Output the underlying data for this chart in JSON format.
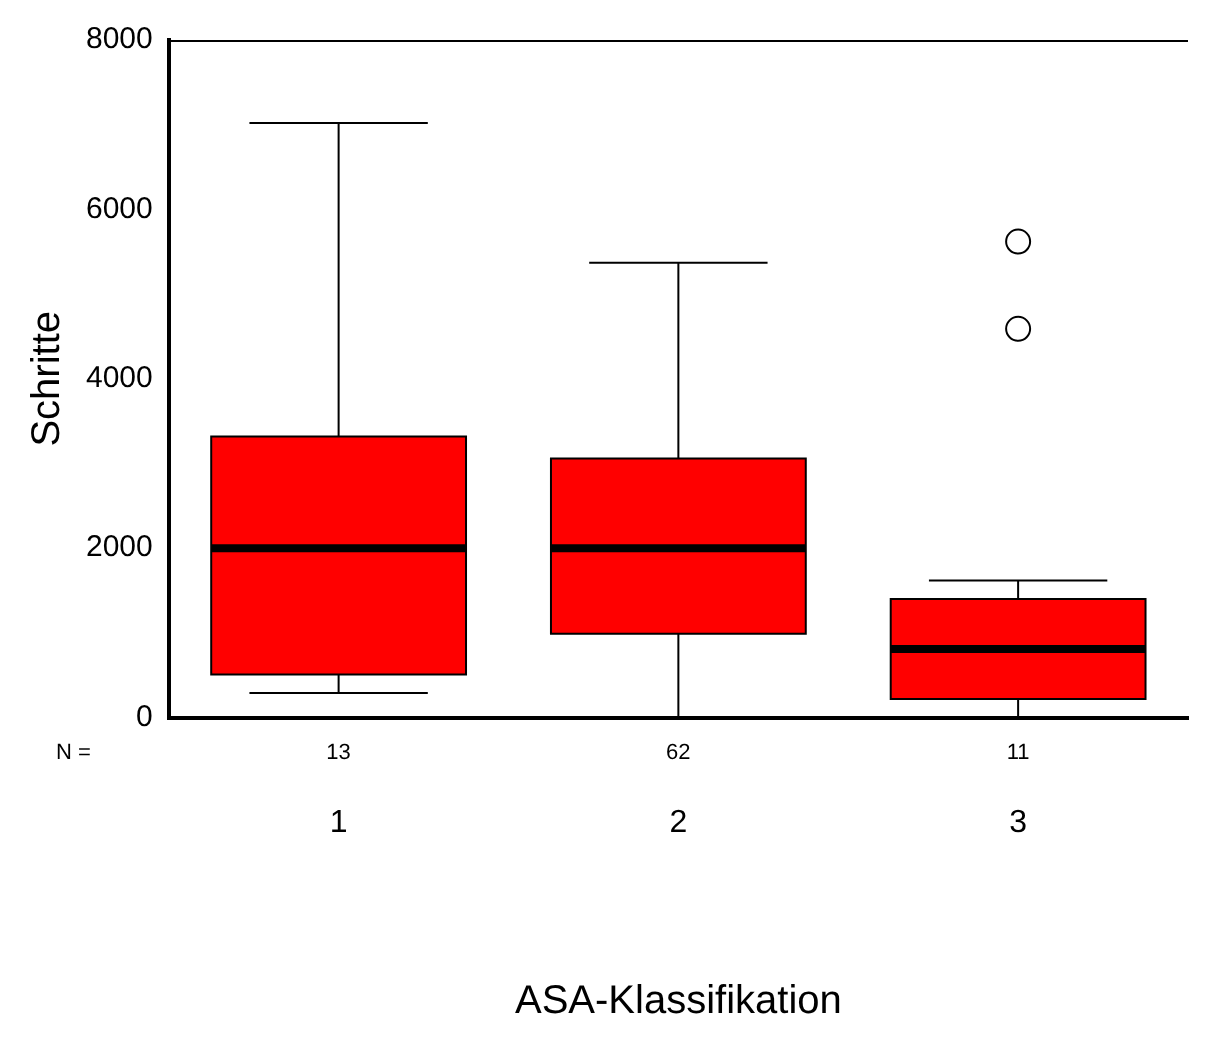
{
  "chart_data": {
    "type": "box",
    "xlabel": "ASA-Klassifikation",
    "ylabel": "Schritte",
    "categories": [
      "1",
      "2",
      "3"
    ],
    "color": "#ff0000",
    "ylim": [
      0,
      8000
    ],
    "yticks": [
      0,
      2000,
      4000,
      6000,
      8000
    ],
    "grid": false,
    "boxes": [
      {
        "low": 290,
        "q1": 510,
        "median": 2000,
        "q3": 3320,
        "high": 7020
      },
      {
        "low": 0,
        "q1": 990,
        "median": 2000,
        "q3": 3060,
        "high": 5370
      },
      {
        "low": 0,
        "q1": 220,
        "median": 810,
        "q3": 1400,
        "high": 1620,
        "outliers": [
          4590,
          5620
        ]
      }
    ],
    "annotations": [
      "N =",
      "13",
      "62",
      "11"
    ]
  }
}
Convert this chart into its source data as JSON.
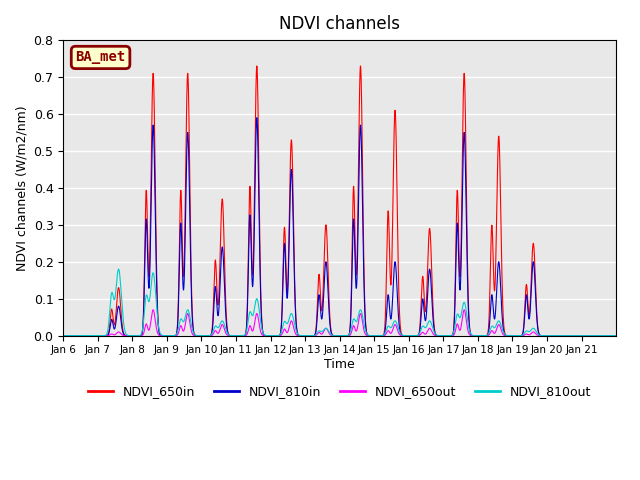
{
  "title": "NDVI channels",
  "xlabel": "Time",
  "ylabel": "NDVI channels (W/m2/nm)",
  "ylim": [
    0.0,
    0.8
  ],
  "plot_bg_color": "#e8e8e8",
  "colors": {
    "NDVI_650in": "#ff0000",
    "NDVI_810in": "#0000cc",
    "NDVI_650out": "#ff00ff",
    "NDVI_810out": "#00cccc"
  },
  "ba_met_label": "BA_met",
  "ba_met_facecolor": "#ffffcc",
  "ba_met_edgecolor": "#8b0000",
  "ba_met_textcolor": "#8b0000",
  "x_tick_labels": [
    "Jan 6",
    "Jan 7",
    "Jan 8",
    "Jan 9",
    "Jan 10",
    "Jan 11",
    "Jan 12",
    "Jan 13",
    "Jan 14",
    "Jan 15",
    "Jan 16",
    "Jan 17",
    "Jan 18",
    "Jan 19",
    "Jan 20",
    "Jan 21"
  ],
  "daily_peaks_650in": [
    0.0,
    0.13,
    0.71,
    0.71,
    0.37,
    0.73,
    0.53,
    0.3,
    0.73,
    0.61,
    0.29,
    0.71,
    0.54,
    0.25,
    0.0,
    0.0
  ],
  "daily_peaks_810in": [
    0.0,
    0.08,
    0.57,
    0.55,
    0.24,
    0.59,
    0.45,
    0.2,
    0.57,
    0.2,
    0.18,
    0.55,
    0.2,
    0.2,
    0.0,
    0.0
  ],
  "daily_peaks_650out": [
    0.0,
    0.01,
    0.07,
    0.06,
    0.03,
    0.06,
    0.04,
    0.02,
    0.06,
    0.03,
    0.02,
    0.07,
    0.03,
    0.01,
    0.0,
    0.0
  ],
  "daily_peaks_810out": [
    0.0,
    0.18,
    0.17,
    0.07,
    0.04,
    0.1,
    0.06,
    0.02,
    0.07,
    0.04,
    0.04,
    0.09,
    0.04,
    0.02,
    0.0,
    0.0
  ],
  "points_per_day": 300,
  "num_days": 16,
  "figsize": [
    6.4,
    4.8
  ],
  "dpi": 100
}
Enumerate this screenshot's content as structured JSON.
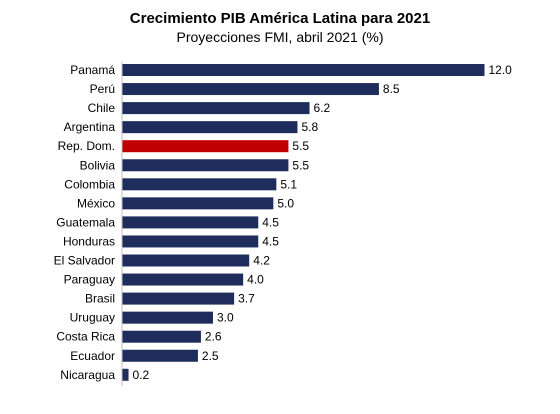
{
  "chart_data": {
    "type": "bar",
    "orientation": "horizontal",
    "title": "Crecimiento PIB América Latina para 2021",
    "subtitle": "Proyecciones FMI, abril 2021 (%)",
    "categories": [
      "Panamá",
      "Perú",
      "Chile",
      "Argentina",
      "Rep. Dom.",
      "Bolivia",
      "Colombia",
      "México",
      "Guatemala",
      "Honduras",
      "El Salvador",
      "Paraguay",
      "Brasil",
      "Uruguay",
      "Costa Rica",
      "Ecuador",
      "Nicaragua"
    ],
    "values": [
      12.0,
      8.5,
      6.2,
      5.8,
      5.5,
      5.5,
      5.1,
      5.0,
      4.5,
      4.5,
      4.2,
      4.0,
      3.7,
      3.0,
      2.6,
      2.5,
      0.2
    ],
    "value_labels": [
      "12.0",
      "8.5",
      "6.2",
      "5.8",
      "5.5",
      "5.5",
      "5.1",
      "5.0",
      "4.5",
      "4.5",
      "4.2",
      "4.0",
      "3.7",
      "3.0",
      "2.6",
      "2.5",
      "0.2"
    ],
    "highlight_category": "Rep. Dom.",
    "colors": {
      "bar": "#1f2d5c",
      "highlight": "#c00000"
    },
    "xlim": [
      0,
      12.0
    ],
    "grid": false,
    "legend": false
  }
}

Objective: Indicate how many lines of the material include the word "this"; the number alone is required.

Answer to the exercise: 3